* Given problem *
Go through the data below. Pull out every line that has the word "juostelės".

* Dataset excerpts *

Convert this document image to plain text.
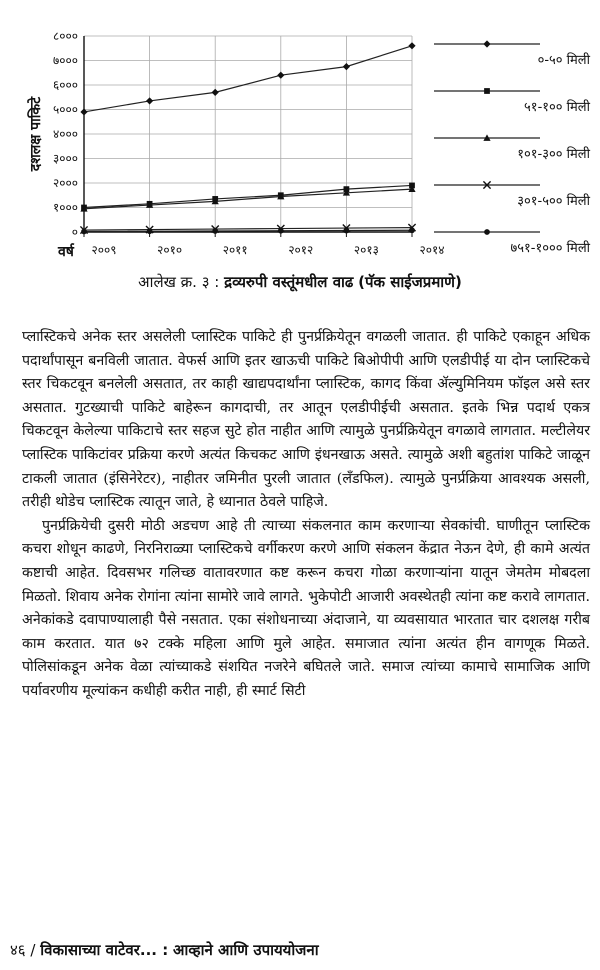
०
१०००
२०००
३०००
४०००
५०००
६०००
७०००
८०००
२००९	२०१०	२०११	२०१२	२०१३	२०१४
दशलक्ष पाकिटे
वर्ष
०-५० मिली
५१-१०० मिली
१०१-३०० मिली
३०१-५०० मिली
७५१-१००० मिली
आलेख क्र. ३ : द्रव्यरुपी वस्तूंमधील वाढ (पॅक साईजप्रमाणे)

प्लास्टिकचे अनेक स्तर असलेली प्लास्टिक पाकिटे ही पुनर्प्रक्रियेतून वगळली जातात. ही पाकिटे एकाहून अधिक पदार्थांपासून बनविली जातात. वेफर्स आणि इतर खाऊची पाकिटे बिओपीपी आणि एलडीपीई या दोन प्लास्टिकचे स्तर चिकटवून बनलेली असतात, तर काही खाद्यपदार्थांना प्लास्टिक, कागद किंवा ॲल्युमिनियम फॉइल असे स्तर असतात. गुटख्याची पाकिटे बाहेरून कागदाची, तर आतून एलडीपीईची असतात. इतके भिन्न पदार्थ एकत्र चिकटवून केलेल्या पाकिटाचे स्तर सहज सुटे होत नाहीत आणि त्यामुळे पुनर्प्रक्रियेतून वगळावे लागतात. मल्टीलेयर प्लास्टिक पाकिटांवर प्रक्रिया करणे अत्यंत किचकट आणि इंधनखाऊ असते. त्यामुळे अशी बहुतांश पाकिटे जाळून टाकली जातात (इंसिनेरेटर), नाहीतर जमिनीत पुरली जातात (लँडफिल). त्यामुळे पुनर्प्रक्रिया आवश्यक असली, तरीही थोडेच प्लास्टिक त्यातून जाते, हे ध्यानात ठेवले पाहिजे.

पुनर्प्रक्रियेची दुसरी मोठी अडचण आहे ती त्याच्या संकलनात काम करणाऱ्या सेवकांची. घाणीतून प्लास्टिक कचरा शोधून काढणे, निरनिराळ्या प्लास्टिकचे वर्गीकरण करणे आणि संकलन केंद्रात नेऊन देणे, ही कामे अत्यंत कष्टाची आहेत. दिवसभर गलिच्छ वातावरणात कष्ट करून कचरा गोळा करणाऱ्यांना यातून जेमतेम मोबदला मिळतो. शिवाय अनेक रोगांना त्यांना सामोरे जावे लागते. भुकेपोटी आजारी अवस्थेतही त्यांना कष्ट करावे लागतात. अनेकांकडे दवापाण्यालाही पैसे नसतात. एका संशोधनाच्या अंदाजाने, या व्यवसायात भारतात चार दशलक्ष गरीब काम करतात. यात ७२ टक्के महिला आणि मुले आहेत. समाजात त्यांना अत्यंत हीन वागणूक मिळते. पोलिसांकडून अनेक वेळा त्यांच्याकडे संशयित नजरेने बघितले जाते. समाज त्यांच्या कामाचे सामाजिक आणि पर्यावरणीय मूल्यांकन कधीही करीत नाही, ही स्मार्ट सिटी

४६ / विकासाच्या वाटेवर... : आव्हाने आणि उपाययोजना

---

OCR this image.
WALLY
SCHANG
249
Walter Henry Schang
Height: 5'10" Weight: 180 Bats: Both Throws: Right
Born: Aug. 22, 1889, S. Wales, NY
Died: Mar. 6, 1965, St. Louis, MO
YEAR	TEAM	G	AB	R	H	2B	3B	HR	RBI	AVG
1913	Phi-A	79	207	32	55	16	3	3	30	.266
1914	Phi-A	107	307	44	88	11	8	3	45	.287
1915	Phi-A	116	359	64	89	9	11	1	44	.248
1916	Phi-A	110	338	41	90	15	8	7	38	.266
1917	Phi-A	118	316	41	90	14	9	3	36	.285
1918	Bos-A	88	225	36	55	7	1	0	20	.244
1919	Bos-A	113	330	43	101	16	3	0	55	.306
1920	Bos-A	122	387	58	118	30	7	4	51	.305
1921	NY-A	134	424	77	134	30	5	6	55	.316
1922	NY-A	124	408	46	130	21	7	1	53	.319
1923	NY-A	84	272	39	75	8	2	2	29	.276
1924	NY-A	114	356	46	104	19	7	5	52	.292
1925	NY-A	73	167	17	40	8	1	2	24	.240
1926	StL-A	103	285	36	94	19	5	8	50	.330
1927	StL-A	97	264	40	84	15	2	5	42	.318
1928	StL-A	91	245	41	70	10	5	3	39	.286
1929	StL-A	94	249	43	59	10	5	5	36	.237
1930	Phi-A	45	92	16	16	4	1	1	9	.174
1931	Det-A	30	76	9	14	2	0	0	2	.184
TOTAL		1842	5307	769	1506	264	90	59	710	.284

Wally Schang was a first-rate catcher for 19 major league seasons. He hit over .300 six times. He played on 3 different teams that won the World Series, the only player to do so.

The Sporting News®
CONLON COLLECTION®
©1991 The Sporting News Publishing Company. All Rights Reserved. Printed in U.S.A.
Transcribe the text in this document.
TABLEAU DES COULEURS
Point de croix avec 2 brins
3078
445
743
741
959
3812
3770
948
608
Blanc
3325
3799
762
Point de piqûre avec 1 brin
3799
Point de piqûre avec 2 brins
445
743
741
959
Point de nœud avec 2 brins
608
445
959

--

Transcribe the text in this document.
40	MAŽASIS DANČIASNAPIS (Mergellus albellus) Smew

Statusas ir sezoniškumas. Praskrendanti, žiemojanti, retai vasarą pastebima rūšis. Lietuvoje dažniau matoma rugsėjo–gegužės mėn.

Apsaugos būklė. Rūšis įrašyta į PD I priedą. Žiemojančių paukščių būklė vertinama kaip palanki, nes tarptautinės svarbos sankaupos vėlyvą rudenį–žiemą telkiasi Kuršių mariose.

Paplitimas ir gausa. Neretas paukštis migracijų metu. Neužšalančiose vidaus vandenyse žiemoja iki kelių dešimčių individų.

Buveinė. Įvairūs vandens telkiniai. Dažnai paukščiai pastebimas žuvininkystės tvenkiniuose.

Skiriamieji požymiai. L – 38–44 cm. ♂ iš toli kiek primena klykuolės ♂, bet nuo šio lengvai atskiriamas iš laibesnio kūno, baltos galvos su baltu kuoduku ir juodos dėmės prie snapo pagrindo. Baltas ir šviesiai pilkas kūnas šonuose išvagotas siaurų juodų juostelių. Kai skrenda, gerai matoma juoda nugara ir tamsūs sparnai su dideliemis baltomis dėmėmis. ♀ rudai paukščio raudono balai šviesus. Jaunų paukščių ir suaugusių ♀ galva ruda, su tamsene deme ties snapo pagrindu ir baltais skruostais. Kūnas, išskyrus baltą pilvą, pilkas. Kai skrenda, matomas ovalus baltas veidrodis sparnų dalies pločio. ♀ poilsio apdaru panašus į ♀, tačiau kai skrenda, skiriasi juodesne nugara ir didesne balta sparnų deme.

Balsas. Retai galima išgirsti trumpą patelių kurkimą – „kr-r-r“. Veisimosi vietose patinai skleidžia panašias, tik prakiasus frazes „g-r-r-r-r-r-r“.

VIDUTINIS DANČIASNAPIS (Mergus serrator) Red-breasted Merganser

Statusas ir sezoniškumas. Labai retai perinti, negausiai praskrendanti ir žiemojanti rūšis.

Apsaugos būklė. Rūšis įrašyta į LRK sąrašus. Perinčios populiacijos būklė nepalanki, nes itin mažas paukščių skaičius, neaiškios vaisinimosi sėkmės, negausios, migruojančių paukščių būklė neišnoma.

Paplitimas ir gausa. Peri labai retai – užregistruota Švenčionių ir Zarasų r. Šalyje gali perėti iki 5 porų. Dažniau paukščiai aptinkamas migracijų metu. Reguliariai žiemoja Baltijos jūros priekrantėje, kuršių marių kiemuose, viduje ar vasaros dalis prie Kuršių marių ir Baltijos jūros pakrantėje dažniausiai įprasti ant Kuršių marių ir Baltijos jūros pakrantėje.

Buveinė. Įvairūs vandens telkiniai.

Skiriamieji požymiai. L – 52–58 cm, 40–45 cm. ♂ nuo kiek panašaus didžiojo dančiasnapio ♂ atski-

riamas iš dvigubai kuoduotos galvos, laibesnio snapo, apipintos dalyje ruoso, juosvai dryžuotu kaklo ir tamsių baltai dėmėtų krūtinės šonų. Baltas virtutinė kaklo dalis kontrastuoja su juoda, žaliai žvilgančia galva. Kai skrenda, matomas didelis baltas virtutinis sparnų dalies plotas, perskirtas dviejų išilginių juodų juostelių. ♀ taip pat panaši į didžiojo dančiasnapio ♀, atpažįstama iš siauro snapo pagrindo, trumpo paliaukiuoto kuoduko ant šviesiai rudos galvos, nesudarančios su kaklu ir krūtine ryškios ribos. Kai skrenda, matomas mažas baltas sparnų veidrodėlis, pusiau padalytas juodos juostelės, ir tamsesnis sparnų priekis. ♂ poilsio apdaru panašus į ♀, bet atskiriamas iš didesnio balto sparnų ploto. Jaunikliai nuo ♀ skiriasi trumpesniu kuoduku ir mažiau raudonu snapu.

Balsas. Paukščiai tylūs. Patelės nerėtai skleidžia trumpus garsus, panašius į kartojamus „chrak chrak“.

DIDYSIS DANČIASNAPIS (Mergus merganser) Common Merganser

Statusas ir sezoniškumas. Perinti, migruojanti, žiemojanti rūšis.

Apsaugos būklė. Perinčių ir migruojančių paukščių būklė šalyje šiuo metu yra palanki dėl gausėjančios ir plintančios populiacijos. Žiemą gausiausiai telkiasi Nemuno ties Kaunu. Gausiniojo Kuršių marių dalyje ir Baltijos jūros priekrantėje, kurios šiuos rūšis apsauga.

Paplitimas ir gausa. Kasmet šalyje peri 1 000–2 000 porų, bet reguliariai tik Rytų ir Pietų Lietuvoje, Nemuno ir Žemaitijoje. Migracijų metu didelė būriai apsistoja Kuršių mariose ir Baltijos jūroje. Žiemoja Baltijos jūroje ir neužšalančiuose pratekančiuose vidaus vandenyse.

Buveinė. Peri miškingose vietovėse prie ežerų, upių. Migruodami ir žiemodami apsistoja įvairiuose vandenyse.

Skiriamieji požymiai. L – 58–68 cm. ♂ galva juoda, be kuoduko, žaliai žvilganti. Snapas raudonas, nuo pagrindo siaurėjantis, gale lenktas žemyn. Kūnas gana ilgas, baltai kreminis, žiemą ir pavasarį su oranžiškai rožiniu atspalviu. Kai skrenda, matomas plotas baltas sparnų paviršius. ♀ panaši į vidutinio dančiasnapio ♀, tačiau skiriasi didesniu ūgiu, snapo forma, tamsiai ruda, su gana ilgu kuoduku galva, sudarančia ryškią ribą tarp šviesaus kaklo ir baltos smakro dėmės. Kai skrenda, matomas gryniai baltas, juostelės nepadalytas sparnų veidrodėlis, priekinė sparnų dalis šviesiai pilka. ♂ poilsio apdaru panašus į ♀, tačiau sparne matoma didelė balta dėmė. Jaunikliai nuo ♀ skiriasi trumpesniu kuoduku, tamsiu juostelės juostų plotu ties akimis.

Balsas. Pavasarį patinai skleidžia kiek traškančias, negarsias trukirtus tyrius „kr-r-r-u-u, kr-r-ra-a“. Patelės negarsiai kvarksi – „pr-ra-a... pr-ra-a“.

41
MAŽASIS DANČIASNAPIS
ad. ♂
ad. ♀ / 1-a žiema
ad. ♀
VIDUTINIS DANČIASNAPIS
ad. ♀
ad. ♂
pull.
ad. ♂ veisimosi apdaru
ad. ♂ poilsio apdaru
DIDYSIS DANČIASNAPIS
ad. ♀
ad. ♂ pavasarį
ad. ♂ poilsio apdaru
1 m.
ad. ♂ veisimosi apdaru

* Problem solution *
riamas iš dvigubai kuoduotos galvos, laibesnio snapo, apipintos dalyje ruoso, juosvai dryžuotu kaklo ir tamsių baltai dėmėtų krūtinės šonų. Baltas virtutinė kaklo dalis kontrastuoja su juoda, žaliai žvilgančia galva. Kai skrenda, matomas didelis baltas virtutinis sparnų dalies plotas, perskirtas dviejų išilginių juodų juostelių. ♀ taip pat panaši į didžiojo dančiasnapio ♀, atpažįstama iš siauro snapo pagrindo, trumpo paliaukiuoto kuoduko ant šviesiai rudos galvos, nesudarančios su kaklu ir krūtine ryškios ribos. Kai skrenda, matomas mažas baltas sparnų veidrodėlis, pusiau padalytas juodos juostelės, ir tamsesnis sparnų priekis. ♂ poilsio apdaru panašus į ♀, bet atskiriamas iš didesnio balto sparnų ploto. Jaunikliai nuo ♀ skiriasi trumpesniu kuoduku ir mažiau raudonu snapu.
Skiriamieji požymiai. L – 58–68 cm. ♂ galva juoda, be kuoduko, žaliai žvilganti. Snapas raudonas, nuo pagrindo siaurėjantis, gale lenktas žemyn. Kūnas gana ilgas, baltai kreminis, žiemą ir pavasarį su oranžiškai rožiniu atspalviu. Kai skrenda, matomas plotas baltas sparnų paviršius. ♀ panaši į vidutinio dančiasnapio ♀, tačiau skiriasi didesniu ūgiu, snapo forma, tamsiai ruda, su gana ilgu kuoduku galva, sudarančia ryškią ribą tarp šviesaus kaklo ir baltos smakro dėmės. Kai skrenda, matomas gryniai baltas, juostelės nepadalytas sparnų veidrodėlis, priekinė sparnų dalis šviesiai pilka. ♂ poilsio apdaru panašus į ♀, tačiau sparne matoma didelė balta dėmė. Jaunikliai nuo ♀ skiriasi trumpesniu kuoduku, tamsiu juostelės juostų plotu ties akimis.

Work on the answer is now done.